▶ [YOUR OBJECTIVE] Below are the records. Gather each line that holds "smerovi".

▶ [EXTRACTED MATERIAL]

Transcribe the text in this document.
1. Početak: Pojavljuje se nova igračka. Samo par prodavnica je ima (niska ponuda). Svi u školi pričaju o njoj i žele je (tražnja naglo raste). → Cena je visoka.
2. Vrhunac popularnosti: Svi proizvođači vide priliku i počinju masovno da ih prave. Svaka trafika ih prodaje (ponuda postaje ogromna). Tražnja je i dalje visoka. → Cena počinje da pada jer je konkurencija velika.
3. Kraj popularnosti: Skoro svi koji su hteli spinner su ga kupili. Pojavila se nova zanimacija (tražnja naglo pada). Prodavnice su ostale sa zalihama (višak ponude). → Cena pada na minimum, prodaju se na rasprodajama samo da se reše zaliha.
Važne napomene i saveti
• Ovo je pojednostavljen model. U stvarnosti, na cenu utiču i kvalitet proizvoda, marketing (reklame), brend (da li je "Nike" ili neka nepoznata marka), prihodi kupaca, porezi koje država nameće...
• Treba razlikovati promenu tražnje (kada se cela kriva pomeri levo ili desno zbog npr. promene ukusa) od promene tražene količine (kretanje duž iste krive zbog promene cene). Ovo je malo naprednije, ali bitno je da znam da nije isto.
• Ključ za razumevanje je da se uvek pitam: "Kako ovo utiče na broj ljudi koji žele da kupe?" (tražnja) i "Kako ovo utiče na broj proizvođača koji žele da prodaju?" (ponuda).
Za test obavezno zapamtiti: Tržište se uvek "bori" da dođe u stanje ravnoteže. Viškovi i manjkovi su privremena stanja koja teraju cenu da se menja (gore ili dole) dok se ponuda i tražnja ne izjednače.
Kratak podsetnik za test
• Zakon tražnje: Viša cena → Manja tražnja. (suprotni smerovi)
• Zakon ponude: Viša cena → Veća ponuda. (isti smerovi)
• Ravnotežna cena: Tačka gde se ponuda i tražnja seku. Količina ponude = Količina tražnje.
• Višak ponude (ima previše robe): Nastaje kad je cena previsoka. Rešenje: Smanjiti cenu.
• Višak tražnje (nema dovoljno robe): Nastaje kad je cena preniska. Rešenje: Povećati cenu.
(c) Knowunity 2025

▶ [SOLUTION TO THE PROBLEM]
• Zakon tražnje: Viša cena → Manja tražnja. (suprotni smerovi)
• Zakon ponude: Viša cena → Veća ponuda. (isti smerovi)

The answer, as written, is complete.